## Begin The input

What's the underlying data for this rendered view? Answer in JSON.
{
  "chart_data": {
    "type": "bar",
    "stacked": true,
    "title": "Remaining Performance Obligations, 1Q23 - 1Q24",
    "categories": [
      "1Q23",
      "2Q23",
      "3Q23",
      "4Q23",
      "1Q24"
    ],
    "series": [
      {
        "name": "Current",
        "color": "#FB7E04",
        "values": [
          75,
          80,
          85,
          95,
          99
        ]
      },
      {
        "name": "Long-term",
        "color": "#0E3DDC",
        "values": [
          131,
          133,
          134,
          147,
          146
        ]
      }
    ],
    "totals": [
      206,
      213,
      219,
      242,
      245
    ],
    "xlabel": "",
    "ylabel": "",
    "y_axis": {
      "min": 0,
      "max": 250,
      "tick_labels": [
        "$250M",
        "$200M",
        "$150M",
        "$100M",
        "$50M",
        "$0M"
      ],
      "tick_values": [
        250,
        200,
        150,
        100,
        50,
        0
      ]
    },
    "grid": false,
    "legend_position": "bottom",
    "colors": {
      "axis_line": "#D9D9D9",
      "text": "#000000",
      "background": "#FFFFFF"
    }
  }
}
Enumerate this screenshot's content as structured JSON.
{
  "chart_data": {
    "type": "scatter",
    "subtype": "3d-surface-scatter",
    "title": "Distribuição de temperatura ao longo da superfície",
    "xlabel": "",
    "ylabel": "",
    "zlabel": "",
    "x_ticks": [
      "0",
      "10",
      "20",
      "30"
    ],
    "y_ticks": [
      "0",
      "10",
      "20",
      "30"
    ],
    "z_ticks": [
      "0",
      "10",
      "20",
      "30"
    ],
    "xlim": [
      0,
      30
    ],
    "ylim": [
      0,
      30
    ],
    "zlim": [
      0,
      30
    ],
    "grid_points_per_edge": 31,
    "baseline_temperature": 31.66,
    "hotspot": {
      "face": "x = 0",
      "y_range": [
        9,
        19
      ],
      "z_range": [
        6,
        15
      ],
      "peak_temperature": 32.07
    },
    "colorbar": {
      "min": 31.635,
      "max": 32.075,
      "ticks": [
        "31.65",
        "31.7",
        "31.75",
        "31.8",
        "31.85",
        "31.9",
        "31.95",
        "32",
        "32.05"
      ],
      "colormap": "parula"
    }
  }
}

## End The input

# Task requirements
Write the entries again, exactly as they stand.

# Problem solution
What's the underlying data for this rendered view? Answer in JSON.
{
  "chart_data": {
    "type": "bar",
    "stacked": true,
    "title": "Remaining Performance Obligations, 1Q23 - 1Q24",
    "categories": [
      "1Q23",
      "2Q23",
      "3Q23",
      "4Q23",
      "1Q24"
    ],
    "series": [
      {
        "name": "Current",
        "color": "#FB7E04",
        "values": [
          75,
          80,
          85,
          95,
          99
        ]
      },
      {
        "name": "Long-term",
        "color": "#0E3DDC",
        "values": [
          131,
          133,
          134,
          147,
          146
        ]
      }
    ],
    "totals": [
      206,
      213,
      219,
      242,
      245
    ],
    "xlabel": "",
    "ylabel": "",
    "y_axis": {
      "min": 0,
      "max": 250,
      "tick_labels": [
        "$250M",
        "$200M",
        "$150M",
        "$100M",
        "$50M",
        "$0M"
      ],
      "tick_values": [
        250,
        200,
        150,
        100,
        50,
        0
      ]
    },
    "grid": false,
    "legend_position": "bottom",
    "colors": {
      "axis_line": "#D9D9D9",
      "text": "#000000",
      "background": "#FFFFFF"
    }
  }
}
Enumerate this screenshot's content as structured JSON.
{
  "chart_data": {
    "type": "scatter",
    "subtype": "3d-surface-scatter",
    "title": "Distribuição de temperatura ao longo da superfície",
    "xlabel": "",
    "ylabel": "",
    "zlabel": "",
    "x_ticks": [
      "0",
      "10",
      "20",
      "30"
    ],
    "y_ticks": [
      "0",
      "10",
      "20",
      "30"
    ],
    "z_ticks": [
      "0",
      "10",
      "20",
      "30"
    ],
    "xlim": [
      0,
      30
    ],
    "ylim": [
      0,
      30
    ],
    "zlim": [
      0,
      30
    ],
    "grid_points_per_edge": 31,
    "baseline_temperature": 31.66,
    "hotspot": {
      "face": "x = 0",
      "y_range": [
        9,
        19
      ],
      "z_range": [
        6,
        15
      ],
      "peak_temperature": 32.07
    },
    "colorbar": {
      "min": 31.635,
      "max": 32.075,
      "ticks": [
        "31.65",
        "31.7",
        "31.75",
        "31.8",
        "31.85",
        "31.9",
        "31.95",
        "32",
        "32.05"
      ],
      "colormap": "parula"
    }
  }
}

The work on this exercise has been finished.